■ Given problem ■
Please print all of the material below, word for word.

■ Input records ■

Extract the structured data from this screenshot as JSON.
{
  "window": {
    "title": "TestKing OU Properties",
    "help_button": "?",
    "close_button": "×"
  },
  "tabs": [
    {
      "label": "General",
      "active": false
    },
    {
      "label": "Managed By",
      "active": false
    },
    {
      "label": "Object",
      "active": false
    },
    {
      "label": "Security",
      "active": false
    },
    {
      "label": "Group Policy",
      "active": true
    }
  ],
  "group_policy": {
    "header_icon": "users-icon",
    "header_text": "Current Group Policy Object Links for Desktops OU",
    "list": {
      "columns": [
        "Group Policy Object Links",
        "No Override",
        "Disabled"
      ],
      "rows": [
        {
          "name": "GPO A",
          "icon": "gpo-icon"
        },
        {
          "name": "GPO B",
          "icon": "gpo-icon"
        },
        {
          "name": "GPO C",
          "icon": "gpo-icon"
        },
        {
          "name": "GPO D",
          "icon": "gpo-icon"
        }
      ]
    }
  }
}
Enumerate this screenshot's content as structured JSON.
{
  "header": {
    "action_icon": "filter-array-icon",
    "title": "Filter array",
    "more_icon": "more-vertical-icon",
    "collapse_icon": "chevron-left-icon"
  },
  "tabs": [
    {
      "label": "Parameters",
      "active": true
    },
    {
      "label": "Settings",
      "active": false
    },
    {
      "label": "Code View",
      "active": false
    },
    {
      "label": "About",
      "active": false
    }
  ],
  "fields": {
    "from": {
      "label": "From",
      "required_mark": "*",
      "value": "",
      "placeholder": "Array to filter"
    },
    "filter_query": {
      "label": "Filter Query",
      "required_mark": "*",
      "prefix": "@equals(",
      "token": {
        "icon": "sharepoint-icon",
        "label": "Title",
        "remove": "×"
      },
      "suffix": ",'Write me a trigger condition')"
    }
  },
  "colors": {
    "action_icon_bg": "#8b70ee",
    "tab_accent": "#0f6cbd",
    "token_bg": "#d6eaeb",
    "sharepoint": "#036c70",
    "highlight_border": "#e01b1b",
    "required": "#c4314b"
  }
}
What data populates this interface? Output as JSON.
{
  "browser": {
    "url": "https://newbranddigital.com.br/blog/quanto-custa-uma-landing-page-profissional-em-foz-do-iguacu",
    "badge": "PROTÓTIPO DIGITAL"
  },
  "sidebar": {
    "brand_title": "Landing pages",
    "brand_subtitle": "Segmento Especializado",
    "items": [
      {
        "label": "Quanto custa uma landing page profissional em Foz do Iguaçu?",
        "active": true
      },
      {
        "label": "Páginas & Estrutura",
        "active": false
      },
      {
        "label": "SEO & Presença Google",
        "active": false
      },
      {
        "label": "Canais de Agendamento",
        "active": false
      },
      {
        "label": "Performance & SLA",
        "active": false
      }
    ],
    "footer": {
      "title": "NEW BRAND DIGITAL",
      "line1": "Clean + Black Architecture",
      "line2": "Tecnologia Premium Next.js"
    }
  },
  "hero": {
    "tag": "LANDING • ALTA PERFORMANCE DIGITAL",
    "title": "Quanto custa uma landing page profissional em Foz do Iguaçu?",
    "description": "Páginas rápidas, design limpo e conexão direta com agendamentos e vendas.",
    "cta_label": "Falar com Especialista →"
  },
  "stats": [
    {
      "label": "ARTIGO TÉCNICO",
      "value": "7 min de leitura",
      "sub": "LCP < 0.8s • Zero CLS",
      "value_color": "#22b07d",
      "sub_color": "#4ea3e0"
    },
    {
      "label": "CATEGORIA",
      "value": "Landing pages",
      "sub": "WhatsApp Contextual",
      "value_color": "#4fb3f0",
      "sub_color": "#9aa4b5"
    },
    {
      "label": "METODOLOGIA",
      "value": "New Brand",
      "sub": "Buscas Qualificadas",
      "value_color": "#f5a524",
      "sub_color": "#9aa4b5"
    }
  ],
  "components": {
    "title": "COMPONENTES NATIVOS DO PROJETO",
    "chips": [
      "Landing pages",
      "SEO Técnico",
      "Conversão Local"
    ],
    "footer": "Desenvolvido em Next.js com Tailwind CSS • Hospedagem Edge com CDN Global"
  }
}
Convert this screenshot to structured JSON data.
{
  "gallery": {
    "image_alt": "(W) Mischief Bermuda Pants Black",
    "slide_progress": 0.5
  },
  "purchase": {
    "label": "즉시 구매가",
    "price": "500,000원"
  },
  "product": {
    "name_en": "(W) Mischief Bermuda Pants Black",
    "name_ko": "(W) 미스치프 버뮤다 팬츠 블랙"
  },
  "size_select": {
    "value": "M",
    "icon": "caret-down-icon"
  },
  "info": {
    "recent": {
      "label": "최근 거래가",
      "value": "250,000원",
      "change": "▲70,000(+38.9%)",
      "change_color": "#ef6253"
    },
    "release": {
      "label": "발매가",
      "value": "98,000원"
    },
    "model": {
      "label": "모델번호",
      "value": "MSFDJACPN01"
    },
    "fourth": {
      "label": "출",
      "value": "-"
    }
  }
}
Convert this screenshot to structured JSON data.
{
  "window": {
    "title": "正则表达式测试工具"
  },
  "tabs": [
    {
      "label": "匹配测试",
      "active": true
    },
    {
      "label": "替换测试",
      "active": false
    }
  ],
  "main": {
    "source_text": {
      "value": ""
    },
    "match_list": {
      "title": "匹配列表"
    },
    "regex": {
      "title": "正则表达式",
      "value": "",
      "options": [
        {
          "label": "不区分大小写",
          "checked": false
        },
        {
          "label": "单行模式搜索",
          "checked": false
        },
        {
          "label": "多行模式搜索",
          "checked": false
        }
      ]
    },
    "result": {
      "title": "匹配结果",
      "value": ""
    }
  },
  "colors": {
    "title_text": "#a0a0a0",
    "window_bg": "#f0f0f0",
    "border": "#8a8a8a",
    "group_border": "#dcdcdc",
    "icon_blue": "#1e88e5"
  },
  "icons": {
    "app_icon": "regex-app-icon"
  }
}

■ Task solution ■
Extract the structured data from this screenshot as JSON.
{
  "window": {
    "title": "TestKing OU Properties",
    "help_button": "?",
    "close_button": "×"
  },
  "tabs": [
    {
      "label": "General",
      "active": false
    },
    {
      "label": "Managed By",
      "active": false
    },
    {
      "label": "Object",
      "active": false
    },
    {
      "label": "Security",
      "active": false
    },
    {
      "label": "Group Policy",
      "active": true
    }
  ],
  "group_policy": {
    "header_icon": "users-icon",
    "header_text": "Current Group Policy Object Links for Desktops OU",
    "list": {
      "columns": [
        "Group Policy Object Links",
        "No Override",
        "Disabled"
      ],
      "rows": [
        {
          "name": "GPO A",
          "icon": "gpo-icon"
        },
        {
          "name": "GPO B",
          "icon": "gpo-icon"
        },
        {
          "name": "GPO C",
          "icon": "gpo-icon"
        },
        {
          "name": "GPO D",
          "icon": "gpo-icon"
        }
      ]
    }
  }
}
Enumerate this screenshot's content as structured JSON.
{
  "header": {
    "action_icon": "filter-array-icon",
    "title": "Filter array",
    "more_icon": "more-vertical-icon",
    "collapse_icon": "chevron-left-icon"
  },
  "tabs": [
    {
      "label": "Parameters",
      "active": true
    },
    {
      "label": "Settings",
      "active": false
    },
    {
      "label": "Code View",
      "active": false
    },
    {
      "label": "About",
      "active": false
    }
  ],
  "fields": {
    "from": {
      "label": "From",
      "required_mark": "*",
      "value": "",
      "placeholder": "Array to filter"
    },
    "filter_query": {
      "label": "Filter Query",
      "required_mark": "*",
      "prefix": "@equals(",
      "token": {
        "icon": "sharepoint-icon",
        "label": "Title",
        "remove": "×"
      },
      "suffix": ",'Write me a trigger condition')"
    }
  },
  "colors": {
    "action_icon_bg": "#8b70ee",
    "tab_accent": "#0f6cbd",
    "token_bg": "#d6eaeb",
    "sharepoint": "#036c70",
    "highlight_border": "#e01b1b",
    "required": "#c4314b"
  }
}
What data populates this interface? Output as JSON.
{
  "browser": {
    "url": "https://newbranddigital.com.br/blog/quanto-custa-uma-landing-page-profissional-em-foz-do-iguacu",
    "badge": "PROTÓTIPO DIGITAL"
  },
  "sidebar": {
    "brand_title": "Landing pages",
    "brand_subtitle": "Segmento Especializado",
    "items": [
      {
        "label": "Quanto custa uma landing page profissional em Foz do Iguaçu?",
        "active": true
      },
      {
        "label": "Páginas & Estrutura",
        "active": false
      },
      {
        "label": "SEO & Presença Google",
        "active": false
      },
      {
        "label": "Canais de Agendamento",
        "active": false
      },
      {
        "label": "Performance & SLA",
        "active": false
      }
    ],
    "footer": {
      "title": "NEW BRAND DIGITAL",
      "line1": "Clean + Black Architecture",
      "line2": "Tecnologia Premium Next.js"
    }
  },
  "hero": {
    "tag": "LANDING • ALTA PERFORMANCE DIGITAL",
    "title": "Quanto custa uma landing page profissional em Foz do Iguaçu?",
    "description": "Páginas rápidas, design limpo e conexão direta com agendamentos e vendas.",
    "cta_label": "Falar com Especialista →"
  },
  "stats": [
    {
      "label": "ARTIGO TÉCNICO",
      "value": "7 min de leitura",
      "sub": "LCP < 0.8s • Zero CLS",
      "value_color": "#22b07d",
      "sub_color": "#4ea3e0"
    },
    {
      "label": "CATEGORIA",
      "value": "Landing pages",
      "sub": "WhatsApp Contextual",
      "value_color": "#4fb3f0",
      "sub_color": "#9aa4b5"
    },
    {
      "label": "METODOLOGIA",
      "value": "New Brand",
      "sub": "Buscas Qualificadas",
      "value_color": "#f5a524",
      "sub_color": "#9aa4b5"
    }
  ],
  "components": {
    "title": "COMPONENTES NATIVOS DO PROJETO",
    "chips": [
      "Landing pages",
      "SEO Técnico",
      "Conversão Local"
    ],
    "footer": "Desenvolvido em Next.js com Tailwind CSS • Hospedagem Edge com CDN Global"
  }
}
Convert this screenshot to structured JSON data.
{
  "gallery": {
    "image_alt": "(W) Mischief Bermuda Pants Black",
    "slide_progress": 0.5
  },
  "purchase": {
    "label": "즉시 구매가",
    "price": "500,000원"
  },
  "product": {
    "name_en": "(W) Mischief Bermuda Pants Black",
    "name_ko": "(W) 미스치프 버뮤다 팬츠 블랙"
  },
  "size_select": {
    "value": "M",
    "icon": "caret-down-icon"
  },
  "info": {
    "recent": {
      "label": "최근 거래가",
      "value": "250,000원",
      "change": "▲70,000(+38.9%)",
      "change_color": "#ef6253"
    },
    "release": {
      "label": "발매가",
      "value": "98,000원"
    },
    "model": {
      "label": "모델번호",
      "value": "MSFDJACPN01"
    },
    "fourth": {
      "label": "출",
      "value": "-"
    }
  }
}
Convert this screenshot to structured JSON data.
{
  "window": {
    "title": "正则表达式测试工具"
  },
  "tabs": [
    {
      "label": "匹配测试",
      "active": true
    },
    {
      "label": "替换测试",
      "active": false
    }
  ],
  "main": {
    "source_text": {
      "value": ""
    },
    "match_list": {
      "title": "匹配列表"
    },
    "regex": {
      "title": "正则表达式",
      "value": "",
      "options": [
        {
          "label": "不区分大小写",
          "checked": false
        },
        {
          "label": "单行模式搜索",
          "checked": false
        },
        {
          "label": "多行模式搜索",
          "checked": false
        }
      ]
    },
    "result": {
      "title": "匹配结果",
      "value": ""
    }
  },
  "colors": {
    "title_text": "#a0a0a0",
    "window_bg": "#f0f0f0",
    "border": "#8a8a8a",
    "group_border": "#dcdcdc",
    "icon_blue": "#1e88e5"
  },
  "icons": {
    "app_icon": "regex-app-icon"
  }
}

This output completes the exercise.